** Start of MATERIAL FOR THIS TASK **

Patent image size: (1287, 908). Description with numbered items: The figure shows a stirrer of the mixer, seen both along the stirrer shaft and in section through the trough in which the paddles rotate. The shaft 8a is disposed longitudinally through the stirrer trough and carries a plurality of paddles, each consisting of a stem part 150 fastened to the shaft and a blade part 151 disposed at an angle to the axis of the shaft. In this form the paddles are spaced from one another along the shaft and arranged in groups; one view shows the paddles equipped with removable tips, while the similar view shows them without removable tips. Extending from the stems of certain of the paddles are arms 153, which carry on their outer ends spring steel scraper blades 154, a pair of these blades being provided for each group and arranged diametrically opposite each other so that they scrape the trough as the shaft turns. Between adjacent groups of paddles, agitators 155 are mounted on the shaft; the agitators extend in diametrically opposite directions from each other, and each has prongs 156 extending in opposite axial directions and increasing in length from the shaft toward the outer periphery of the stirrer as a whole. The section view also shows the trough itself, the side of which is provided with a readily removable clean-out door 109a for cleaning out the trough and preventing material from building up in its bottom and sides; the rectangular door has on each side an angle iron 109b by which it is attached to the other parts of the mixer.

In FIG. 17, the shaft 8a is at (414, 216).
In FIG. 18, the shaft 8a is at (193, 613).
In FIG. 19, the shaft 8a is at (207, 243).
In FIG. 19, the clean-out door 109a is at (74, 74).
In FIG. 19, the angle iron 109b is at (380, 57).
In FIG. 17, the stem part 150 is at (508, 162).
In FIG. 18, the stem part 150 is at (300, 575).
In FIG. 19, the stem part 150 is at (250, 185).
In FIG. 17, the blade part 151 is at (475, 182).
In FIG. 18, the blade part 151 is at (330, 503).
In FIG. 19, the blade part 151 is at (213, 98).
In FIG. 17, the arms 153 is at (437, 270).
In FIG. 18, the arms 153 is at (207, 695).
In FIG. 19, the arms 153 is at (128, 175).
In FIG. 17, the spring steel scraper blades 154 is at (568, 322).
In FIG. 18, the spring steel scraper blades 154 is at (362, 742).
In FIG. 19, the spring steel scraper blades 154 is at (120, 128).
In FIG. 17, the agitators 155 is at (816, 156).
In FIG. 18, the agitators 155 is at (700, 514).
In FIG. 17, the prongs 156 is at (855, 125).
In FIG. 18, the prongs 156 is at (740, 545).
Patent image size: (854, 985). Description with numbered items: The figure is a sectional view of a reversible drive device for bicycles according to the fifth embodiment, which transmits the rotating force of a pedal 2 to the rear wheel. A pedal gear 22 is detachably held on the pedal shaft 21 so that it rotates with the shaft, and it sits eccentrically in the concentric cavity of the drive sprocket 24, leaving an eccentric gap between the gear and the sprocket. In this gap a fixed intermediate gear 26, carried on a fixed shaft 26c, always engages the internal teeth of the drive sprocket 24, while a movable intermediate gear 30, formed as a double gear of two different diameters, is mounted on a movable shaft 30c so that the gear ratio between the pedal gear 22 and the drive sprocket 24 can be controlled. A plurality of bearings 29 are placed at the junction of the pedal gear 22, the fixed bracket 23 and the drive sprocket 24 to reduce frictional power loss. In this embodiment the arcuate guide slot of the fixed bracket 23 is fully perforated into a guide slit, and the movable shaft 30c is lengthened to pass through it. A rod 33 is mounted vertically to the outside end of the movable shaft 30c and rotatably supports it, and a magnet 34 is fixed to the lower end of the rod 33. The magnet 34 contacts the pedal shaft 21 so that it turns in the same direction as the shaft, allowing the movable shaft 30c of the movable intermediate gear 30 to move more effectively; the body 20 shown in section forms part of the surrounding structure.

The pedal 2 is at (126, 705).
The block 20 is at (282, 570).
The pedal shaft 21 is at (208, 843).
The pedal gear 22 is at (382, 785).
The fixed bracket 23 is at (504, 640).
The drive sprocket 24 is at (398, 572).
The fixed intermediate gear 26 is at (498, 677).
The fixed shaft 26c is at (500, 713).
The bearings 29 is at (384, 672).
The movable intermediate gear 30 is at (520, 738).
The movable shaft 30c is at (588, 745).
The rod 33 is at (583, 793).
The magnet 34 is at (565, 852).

** End of MATERIAL FOR THIS TASK **

## [WORK TO DO]
Copy out the rows from the beginning of the rows through the line containing "In FIG. 18, the stem", changing "trough" to "basin" and leaving everything else as it is.

## [FINISHED ANSWER]
Patent image size: (1287, 908). Description with numbered items: The figure shows a stirrer of the mixer, seen both along the stirrer shaft and in section through the basin in which the paddles rotate. The shaft 8a is disposed longitudinally through the stirrer basin and carries a plurality of paddles, each consisting of a stem part 150 fastened to the shaft and a blade part 151 disposed at an angle to the axis of the shaft. In this form the paddles are spaced from one another along the shaft and arranged in groups; one view shows the paddles equipped with removable tips, while the similar view shows them without removable tips. Extending from the stems of certain of the paddles are arms 153, which carry on their outer ends spring steel scraper blades 154, a pair of these blades being provided for each group and arranged diametrically opposite each other so that they scrape the basin as the shaft turns. Between adjacent groups of paddles, agitators 155 are mounted on the shaft; the agitators extend in diametrically opposite directions from each other, and each has prongs 156 extending in opposite axial directions and increasing in length from the shaft toward the outer periphery of the stirrer as a whole. The section view also shows the basin itself, the side of which is provided with a readily removable clean-out door 109a for cleaning out the basin and preventing material from building up in its bottom and sides; the rectangular door has on each side an angle iron 109b by which it is attached to the other parts of the mixer.

In FIG. 17, the shaft 8a is at (414, 216).
In FIG. 18, the shaft 8a is at (193, 613).
In FIG. 19, the shaft 8a is at (207, 243).
In FIG. 19, the clean-out door 109a is at (74, 74).
In FIG. 19, the angle iron 109b is at (380, 57).
In FIG. 17, the stem part 150 is at (508, 162).
In FIG. 18, the stem part 150 is at (300, 575).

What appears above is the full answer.